Task instructions >>
Identify all lines below that hold "JSON" and collect them.

Dataset items:
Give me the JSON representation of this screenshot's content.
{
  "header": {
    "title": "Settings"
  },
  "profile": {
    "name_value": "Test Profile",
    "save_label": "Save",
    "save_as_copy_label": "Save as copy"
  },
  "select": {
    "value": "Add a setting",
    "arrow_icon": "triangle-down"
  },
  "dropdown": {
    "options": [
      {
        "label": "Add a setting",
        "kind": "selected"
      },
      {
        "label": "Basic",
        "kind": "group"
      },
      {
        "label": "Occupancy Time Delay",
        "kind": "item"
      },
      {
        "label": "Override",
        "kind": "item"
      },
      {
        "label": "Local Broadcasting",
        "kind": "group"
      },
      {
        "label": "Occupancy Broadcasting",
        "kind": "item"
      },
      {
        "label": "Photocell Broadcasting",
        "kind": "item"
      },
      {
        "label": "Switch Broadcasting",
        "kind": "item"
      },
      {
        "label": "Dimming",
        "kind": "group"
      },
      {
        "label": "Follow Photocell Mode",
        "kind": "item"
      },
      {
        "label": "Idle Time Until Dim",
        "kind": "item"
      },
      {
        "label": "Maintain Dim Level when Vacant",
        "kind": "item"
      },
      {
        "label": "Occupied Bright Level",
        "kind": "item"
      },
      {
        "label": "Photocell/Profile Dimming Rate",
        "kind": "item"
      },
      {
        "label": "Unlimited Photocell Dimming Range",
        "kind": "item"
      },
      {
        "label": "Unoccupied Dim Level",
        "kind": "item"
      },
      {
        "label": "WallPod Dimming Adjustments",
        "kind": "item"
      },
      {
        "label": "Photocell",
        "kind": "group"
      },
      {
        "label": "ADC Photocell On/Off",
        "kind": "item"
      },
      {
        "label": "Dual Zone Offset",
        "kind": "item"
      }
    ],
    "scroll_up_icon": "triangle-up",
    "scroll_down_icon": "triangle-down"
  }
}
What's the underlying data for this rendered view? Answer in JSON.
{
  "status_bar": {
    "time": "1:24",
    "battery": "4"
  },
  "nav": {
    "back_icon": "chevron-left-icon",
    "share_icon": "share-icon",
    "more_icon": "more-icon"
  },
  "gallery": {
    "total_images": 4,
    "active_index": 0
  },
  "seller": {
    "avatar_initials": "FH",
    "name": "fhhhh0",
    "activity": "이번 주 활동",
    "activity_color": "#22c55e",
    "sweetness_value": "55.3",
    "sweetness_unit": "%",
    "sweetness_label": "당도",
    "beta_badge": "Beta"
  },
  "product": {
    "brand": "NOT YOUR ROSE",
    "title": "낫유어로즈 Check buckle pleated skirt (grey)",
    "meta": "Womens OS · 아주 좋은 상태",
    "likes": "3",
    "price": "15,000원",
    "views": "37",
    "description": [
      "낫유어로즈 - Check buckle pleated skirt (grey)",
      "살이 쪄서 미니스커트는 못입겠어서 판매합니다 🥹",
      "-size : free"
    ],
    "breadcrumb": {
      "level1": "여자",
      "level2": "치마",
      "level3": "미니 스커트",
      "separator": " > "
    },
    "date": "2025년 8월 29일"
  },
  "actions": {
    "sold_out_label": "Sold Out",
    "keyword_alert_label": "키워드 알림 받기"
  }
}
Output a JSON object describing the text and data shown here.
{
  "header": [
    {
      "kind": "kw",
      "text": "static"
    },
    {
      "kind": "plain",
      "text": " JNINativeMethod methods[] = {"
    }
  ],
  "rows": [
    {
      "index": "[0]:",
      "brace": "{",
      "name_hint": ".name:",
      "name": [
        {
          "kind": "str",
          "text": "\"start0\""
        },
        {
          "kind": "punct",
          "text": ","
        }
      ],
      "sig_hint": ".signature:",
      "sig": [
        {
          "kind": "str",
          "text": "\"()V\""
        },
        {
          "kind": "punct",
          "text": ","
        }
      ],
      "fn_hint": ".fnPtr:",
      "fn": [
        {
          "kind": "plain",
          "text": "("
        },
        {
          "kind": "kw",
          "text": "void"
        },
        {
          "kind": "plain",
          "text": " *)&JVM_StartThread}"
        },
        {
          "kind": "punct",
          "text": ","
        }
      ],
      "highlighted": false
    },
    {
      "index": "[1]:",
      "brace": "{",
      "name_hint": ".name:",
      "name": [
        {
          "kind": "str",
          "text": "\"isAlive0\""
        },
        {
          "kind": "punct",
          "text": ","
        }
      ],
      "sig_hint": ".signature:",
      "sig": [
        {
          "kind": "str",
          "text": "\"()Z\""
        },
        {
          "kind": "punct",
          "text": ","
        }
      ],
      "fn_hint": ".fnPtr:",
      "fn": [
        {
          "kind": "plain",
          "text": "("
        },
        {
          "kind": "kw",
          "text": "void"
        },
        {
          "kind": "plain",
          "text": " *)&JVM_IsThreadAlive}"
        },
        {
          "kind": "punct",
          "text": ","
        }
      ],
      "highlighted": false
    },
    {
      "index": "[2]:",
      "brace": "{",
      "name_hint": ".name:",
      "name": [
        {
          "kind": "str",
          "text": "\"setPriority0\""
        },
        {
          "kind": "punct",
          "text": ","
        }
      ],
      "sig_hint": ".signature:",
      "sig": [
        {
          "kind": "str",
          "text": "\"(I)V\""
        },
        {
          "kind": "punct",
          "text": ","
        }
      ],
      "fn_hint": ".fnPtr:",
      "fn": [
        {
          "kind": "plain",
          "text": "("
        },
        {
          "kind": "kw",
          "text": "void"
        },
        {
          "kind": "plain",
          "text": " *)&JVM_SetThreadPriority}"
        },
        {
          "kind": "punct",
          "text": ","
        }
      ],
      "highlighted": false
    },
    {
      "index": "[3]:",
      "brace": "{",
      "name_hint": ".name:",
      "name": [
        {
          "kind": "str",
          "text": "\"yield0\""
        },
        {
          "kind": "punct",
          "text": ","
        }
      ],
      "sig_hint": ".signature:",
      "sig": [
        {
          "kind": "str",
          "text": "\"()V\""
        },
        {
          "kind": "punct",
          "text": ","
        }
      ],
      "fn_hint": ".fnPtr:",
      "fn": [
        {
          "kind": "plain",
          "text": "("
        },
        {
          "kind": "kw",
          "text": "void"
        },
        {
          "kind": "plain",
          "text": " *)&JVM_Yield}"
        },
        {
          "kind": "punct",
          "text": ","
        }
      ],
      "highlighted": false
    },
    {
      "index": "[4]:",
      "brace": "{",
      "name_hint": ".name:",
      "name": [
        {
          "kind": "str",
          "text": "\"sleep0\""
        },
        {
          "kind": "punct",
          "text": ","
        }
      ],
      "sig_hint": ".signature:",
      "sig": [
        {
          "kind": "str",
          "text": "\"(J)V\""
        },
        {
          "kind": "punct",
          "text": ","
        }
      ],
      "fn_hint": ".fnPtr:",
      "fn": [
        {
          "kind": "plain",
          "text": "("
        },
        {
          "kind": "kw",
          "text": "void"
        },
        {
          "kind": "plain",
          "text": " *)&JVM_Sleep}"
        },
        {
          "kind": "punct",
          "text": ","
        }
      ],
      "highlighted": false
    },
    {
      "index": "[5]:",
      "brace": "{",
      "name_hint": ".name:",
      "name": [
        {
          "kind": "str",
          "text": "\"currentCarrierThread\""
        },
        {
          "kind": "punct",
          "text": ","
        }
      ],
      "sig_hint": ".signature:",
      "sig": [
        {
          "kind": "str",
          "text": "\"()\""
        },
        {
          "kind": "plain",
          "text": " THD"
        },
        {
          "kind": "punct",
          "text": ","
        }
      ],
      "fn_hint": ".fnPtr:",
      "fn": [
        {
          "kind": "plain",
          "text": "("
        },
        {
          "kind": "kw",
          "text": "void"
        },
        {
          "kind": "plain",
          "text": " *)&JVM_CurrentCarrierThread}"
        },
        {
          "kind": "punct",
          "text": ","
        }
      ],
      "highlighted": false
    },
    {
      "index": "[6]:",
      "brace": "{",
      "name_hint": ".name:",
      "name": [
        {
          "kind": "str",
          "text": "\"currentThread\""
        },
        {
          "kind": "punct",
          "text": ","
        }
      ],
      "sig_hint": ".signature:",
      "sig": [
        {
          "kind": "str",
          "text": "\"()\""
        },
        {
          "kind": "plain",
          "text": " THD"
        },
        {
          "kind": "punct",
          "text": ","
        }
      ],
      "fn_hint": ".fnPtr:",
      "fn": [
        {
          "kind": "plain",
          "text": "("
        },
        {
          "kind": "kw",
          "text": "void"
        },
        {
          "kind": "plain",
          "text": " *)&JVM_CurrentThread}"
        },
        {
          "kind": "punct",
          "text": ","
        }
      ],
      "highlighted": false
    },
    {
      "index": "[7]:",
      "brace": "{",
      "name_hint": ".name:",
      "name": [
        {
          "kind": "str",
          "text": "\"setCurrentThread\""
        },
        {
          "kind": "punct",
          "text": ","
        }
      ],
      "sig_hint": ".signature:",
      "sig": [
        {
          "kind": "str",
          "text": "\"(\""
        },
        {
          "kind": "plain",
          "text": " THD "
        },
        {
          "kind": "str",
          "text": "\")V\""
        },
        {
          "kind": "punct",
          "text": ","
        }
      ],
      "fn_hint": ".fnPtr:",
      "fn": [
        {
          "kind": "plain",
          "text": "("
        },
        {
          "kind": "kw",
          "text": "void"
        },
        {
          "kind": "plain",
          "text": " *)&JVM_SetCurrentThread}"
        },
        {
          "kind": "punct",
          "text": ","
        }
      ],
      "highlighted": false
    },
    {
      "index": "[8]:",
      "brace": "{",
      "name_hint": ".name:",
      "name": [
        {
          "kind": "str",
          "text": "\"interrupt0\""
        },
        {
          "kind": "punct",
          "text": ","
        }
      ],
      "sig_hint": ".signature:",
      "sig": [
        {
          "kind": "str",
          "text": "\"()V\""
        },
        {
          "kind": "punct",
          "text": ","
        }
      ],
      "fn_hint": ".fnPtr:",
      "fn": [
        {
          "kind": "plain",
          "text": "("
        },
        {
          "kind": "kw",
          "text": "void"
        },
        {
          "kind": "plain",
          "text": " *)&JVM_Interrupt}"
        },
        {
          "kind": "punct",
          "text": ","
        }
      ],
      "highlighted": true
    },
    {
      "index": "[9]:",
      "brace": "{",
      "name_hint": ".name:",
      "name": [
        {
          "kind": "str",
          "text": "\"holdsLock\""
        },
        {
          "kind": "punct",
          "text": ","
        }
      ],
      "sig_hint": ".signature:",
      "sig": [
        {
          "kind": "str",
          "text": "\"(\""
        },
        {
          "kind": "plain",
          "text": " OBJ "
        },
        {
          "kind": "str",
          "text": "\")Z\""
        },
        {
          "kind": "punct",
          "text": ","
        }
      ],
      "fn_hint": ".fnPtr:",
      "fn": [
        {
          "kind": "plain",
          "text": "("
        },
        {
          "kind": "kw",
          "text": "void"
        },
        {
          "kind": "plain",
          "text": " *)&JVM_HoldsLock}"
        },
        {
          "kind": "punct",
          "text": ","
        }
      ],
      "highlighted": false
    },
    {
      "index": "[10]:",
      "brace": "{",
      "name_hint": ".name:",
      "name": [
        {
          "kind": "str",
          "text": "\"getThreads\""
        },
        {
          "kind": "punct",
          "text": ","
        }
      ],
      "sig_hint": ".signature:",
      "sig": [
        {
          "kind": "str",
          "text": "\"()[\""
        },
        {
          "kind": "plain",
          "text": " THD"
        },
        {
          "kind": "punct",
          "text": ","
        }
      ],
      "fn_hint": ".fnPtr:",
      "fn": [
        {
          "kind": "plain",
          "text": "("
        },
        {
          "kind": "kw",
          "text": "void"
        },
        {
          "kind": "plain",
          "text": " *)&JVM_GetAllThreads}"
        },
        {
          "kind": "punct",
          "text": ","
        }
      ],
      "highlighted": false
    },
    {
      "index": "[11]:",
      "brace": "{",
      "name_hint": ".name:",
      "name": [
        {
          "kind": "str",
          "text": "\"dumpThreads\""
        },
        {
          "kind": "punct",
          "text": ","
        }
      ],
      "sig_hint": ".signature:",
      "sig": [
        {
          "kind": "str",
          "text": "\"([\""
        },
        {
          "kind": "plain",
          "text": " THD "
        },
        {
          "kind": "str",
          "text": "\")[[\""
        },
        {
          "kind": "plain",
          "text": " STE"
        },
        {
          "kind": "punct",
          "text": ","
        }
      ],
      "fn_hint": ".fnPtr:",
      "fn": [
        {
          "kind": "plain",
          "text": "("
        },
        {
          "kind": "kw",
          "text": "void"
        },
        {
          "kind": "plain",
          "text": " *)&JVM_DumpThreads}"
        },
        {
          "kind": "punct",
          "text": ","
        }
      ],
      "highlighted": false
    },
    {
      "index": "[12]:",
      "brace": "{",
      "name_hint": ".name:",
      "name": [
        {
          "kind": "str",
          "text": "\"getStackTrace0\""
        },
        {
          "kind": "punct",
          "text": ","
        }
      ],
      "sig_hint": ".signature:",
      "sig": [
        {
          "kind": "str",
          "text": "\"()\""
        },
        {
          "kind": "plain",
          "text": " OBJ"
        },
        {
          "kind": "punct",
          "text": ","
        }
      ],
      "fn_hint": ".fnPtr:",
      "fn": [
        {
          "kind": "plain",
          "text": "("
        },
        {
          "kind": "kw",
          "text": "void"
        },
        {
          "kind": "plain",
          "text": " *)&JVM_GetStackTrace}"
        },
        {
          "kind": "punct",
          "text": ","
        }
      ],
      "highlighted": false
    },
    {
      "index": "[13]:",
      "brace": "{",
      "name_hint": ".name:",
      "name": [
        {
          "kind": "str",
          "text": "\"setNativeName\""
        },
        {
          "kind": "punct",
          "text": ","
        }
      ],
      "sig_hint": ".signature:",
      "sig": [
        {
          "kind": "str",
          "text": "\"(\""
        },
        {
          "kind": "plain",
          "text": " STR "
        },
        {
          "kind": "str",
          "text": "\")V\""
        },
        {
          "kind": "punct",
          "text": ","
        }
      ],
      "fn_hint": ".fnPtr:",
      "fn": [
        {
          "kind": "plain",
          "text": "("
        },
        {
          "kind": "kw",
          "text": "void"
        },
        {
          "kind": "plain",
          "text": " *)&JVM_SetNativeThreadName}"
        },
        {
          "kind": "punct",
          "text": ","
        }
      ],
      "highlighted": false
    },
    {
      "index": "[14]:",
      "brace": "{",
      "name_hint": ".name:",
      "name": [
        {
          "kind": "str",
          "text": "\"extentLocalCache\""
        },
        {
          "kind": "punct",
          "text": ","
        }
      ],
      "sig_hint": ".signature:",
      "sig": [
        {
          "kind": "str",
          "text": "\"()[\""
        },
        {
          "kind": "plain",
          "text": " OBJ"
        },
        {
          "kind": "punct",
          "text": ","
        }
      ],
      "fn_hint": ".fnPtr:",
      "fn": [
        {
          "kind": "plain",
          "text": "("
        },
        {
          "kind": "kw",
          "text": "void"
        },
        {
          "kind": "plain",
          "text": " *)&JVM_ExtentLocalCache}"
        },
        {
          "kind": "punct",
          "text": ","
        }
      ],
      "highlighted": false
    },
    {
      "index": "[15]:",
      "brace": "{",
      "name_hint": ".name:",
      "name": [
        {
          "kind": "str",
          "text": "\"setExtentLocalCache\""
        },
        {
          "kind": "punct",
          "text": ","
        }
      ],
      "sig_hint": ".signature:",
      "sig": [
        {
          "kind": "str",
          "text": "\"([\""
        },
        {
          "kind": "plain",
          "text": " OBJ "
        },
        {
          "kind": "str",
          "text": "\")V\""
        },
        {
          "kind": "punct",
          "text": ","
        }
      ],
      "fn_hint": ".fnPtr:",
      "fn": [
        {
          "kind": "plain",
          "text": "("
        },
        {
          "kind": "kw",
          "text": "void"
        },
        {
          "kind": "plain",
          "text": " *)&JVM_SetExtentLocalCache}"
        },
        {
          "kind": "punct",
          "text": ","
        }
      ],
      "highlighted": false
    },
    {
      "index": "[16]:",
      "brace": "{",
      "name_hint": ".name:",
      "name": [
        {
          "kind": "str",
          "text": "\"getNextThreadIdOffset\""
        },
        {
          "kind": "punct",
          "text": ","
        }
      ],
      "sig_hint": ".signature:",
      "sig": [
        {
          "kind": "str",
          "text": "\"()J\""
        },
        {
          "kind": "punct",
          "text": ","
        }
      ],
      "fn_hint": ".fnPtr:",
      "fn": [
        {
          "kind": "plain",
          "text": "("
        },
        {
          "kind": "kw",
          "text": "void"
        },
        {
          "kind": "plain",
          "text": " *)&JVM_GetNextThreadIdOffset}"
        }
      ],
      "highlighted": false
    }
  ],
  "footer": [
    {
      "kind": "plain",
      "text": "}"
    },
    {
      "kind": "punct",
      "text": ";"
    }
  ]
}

Answer to the problem >>
Give me the JSON representation of this screenshot's content.
What's the underlying data for this rendered view? Answer in JSON.
Output a JSON object describing the text and data shown here.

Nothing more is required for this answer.